SET PROBLEM:
Pull out every line below that holds the word "maxdz".

[Items from a data source]
^^^^^^^^

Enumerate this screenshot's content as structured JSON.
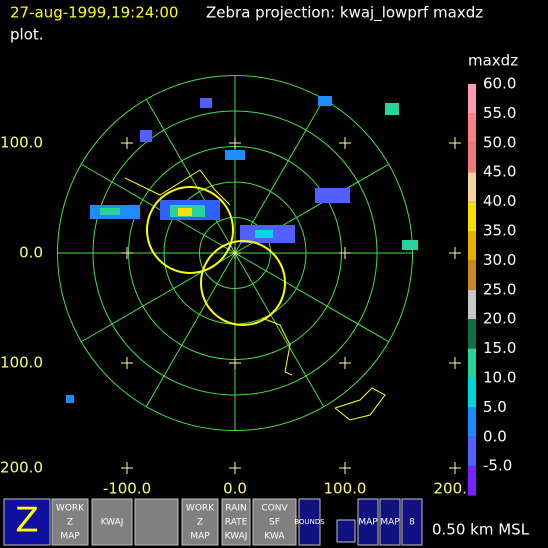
{
  "header": {
    "timestamp": "27-aug-1999,19:24:00",
    "title": "Zebra projection: kwaj_lowprf maxdz",
    "title_cont": "plot."
  },
  "colorbar": {
    "field": "maxdz",
    "labels": [
      "60.0",
      "55.0",
      "50.0",
      "45.0",
      "40.0",
      "35.0",
      "30.0",
      "25.0",
      "20.0",
      "15.0",
      "10.0",
      "5.0",
      "0.0",
      "-5.0"
    ],
    "colors": [
      "#ff99b4",
      "#ff8080",
      "#f07878",
      "#f5d2a0",
      "#f5e000",
      "#e8b000",
      "#c88a20",
      "#c8c8c8",
      "#106e48",
      "#28d29a",
      "#00d8e0",
      "#1e8cff",
      "#5060ff",
      "#7a20ff"
    ]
  },
  "axes": {
    "y_labels": [
      "100.0",
      "0.0",
      "100.0",
      "200.0"
    ],
    "x_labels": [
      "-100.0",
      "0.0",
      "100.0",
      "200.0"
    ]
  },
  "toolbar": {
    "buttons": [
      [
        "Z"
      ],
      [
        "WORK",
        "Z",
        "MAP"
      ],
      [
        "KWAJ"
      ],
      [
        ""
      ],
      [
        "WORK",
        "Z",
        "MAP"
      ],
      [
        "RAIN",
        "RATE",
        "KWAJ"
      ],
      [
        "CONV",
        "SF",
        "KWA"
      ],
      [
        "BOUNDS"
      ],
      [
        "MAP"
      ],
      [
        "MAP"
      ],
      [
        "8"
      ]
    ],
    "altitude": "0.50 km MSL"
  }
}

^^^^^^^^

FINAL ANSWER:
    "title": "Zebra projection: kwaj_lowprf maxdz",
    "field": "maxdz",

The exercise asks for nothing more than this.